───── Dataset excerpts ─────
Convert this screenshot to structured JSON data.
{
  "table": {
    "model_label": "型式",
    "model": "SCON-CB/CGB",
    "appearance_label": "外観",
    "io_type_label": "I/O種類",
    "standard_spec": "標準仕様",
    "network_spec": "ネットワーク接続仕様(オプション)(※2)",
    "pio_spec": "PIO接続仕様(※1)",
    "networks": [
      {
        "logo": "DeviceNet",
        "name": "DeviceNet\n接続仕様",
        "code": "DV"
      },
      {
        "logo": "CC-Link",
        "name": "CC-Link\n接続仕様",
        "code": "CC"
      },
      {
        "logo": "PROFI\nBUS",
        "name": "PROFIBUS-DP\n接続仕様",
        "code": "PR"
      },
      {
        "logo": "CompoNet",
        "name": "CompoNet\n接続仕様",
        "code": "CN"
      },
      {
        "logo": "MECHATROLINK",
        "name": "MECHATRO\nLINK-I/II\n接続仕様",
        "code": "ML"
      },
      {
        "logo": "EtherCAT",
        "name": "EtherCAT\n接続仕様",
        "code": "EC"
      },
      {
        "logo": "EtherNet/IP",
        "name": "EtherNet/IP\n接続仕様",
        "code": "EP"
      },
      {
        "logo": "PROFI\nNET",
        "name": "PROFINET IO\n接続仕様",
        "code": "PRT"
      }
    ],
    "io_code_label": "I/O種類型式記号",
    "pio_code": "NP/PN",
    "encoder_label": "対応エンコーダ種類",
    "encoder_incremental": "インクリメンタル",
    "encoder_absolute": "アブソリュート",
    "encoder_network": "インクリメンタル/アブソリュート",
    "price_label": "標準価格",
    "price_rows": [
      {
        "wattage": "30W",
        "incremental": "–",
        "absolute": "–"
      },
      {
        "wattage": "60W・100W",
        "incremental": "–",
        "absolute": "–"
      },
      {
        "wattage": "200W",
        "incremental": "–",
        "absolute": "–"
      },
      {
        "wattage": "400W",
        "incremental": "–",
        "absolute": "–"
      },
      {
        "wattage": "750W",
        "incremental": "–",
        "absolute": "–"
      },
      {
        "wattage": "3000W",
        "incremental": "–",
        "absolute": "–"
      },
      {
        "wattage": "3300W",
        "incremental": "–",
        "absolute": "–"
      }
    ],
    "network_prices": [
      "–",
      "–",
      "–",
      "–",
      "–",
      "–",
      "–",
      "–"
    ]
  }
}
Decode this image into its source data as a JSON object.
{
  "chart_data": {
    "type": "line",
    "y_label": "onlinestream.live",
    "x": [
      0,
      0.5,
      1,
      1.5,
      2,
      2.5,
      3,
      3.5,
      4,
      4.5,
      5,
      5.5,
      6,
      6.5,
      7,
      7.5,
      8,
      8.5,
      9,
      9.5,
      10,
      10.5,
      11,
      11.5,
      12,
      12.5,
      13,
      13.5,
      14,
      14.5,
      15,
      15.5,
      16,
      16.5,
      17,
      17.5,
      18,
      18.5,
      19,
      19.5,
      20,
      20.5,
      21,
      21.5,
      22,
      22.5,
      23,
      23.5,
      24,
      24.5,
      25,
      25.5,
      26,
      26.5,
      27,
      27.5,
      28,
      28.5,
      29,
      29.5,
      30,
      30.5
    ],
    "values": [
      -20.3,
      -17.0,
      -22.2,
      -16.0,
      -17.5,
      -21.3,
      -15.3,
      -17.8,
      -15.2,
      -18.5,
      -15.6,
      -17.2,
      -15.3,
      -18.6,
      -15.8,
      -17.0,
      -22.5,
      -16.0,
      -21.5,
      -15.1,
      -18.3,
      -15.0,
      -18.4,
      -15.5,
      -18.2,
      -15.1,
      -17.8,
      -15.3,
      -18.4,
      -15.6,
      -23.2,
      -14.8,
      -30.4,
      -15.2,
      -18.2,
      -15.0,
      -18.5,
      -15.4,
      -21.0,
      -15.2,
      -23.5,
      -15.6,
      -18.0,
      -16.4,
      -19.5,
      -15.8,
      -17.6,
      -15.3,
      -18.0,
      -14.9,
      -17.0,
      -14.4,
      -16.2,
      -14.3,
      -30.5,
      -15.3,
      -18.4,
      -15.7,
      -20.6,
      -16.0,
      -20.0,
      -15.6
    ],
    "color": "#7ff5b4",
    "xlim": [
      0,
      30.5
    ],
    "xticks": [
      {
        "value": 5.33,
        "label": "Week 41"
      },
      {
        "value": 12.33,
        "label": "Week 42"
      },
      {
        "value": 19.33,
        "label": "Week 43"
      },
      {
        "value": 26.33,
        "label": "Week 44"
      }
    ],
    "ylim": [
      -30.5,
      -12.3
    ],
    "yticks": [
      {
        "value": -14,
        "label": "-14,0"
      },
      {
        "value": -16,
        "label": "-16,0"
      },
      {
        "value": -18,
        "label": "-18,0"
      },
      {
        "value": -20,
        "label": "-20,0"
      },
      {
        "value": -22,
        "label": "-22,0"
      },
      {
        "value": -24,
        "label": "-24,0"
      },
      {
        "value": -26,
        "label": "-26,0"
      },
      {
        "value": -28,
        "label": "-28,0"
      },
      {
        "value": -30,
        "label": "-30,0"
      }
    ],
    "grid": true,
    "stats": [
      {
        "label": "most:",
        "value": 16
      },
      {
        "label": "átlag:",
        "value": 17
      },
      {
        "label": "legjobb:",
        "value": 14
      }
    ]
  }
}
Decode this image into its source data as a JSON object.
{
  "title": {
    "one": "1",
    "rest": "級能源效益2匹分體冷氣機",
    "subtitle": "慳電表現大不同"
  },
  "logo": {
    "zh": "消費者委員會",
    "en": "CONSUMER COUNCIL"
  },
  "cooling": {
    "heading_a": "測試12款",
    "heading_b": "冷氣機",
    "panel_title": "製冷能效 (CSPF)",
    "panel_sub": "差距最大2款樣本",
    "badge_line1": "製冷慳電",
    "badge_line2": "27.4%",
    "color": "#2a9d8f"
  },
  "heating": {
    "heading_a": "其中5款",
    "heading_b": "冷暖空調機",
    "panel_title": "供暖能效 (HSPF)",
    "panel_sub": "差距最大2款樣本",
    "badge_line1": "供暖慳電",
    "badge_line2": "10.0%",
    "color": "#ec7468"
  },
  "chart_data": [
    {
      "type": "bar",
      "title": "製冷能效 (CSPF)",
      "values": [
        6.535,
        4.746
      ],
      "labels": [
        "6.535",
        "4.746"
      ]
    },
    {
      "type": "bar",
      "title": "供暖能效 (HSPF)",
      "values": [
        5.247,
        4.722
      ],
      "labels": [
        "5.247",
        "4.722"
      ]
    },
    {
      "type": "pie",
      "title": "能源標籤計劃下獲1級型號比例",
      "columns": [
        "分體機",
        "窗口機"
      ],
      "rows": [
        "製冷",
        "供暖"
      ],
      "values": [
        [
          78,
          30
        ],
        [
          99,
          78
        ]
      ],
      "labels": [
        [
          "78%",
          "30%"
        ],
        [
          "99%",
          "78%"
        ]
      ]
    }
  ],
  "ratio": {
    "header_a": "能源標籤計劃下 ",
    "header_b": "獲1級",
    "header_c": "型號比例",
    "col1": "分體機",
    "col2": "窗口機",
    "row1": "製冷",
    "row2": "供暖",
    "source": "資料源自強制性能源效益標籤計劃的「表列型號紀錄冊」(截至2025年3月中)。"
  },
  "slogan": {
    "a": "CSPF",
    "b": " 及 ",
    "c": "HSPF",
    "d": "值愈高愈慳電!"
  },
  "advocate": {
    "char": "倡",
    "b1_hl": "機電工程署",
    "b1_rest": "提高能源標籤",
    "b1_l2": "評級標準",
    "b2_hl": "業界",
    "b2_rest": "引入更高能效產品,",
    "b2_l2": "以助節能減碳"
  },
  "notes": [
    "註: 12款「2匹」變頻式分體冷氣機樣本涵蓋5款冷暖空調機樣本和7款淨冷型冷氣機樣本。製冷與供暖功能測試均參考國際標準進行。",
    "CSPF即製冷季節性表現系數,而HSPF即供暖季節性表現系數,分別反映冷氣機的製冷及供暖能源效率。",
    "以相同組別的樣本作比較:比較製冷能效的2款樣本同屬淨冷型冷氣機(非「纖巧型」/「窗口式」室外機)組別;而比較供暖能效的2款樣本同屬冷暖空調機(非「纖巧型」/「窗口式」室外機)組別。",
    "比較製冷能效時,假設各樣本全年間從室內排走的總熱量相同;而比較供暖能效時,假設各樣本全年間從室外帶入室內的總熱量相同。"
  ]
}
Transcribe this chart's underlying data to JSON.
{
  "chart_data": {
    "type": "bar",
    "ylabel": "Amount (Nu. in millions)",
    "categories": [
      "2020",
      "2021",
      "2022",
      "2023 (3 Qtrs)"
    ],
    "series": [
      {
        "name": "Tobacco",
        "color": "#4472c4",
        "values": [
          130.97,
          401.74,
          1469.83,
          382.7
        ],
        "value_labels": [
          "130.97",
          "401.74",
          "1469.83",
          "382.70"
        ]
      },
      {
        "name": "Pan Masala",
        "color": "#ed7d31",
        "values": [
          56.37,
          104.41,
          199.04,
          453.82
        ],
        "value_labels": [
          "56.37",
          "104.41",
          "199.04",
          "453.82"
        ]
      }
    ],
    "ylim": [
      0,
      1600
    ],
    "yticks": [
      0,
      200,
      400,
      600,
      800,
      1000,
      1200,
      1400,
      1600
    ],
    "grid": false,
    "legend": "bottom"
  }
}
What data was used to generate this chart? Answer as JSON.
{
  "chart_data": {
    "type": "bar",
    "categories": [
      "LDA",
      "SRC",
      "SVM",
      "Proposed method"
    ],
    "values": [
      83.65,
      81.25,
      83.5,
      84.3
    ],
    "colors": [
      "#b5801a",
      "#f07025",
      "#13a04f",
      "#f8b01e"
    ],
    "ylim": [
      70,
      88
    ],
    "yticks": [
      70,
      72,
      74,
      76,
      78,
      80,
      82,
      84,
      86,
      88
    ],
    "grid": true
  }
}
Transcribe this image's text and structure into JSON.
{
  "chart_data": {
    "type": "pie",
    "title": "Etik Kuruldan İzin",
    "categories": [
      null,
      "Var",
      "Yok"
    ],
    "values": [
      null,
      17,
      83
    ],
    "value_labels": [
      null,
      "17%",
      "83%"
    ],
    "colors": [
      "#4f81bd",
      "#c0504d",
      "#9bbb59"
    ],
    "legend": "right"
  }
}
─────
● Directions: Transcribe, word for word, every line from the one containing "Transcribe this image's" through the final line of the entries, and nothing else.

● Task output:
Transcribe this image's text and structure into JSON.
{
  "chart_data": {
    "type": "pie",
    "title": "Etik Kuruldan İzin",
    "categories": [
      null,
      "Var",
      "Yok"
    ],
    "values": [
      null,
      17,
      83
    ],
    "value_labels": [
      null,
      "17%",
      "83%"
    ],
    "colors": [
      "#4f81bd",
      "#c0504d",
      "#9bbb59"
    ],
    "legend": "right"
  }
}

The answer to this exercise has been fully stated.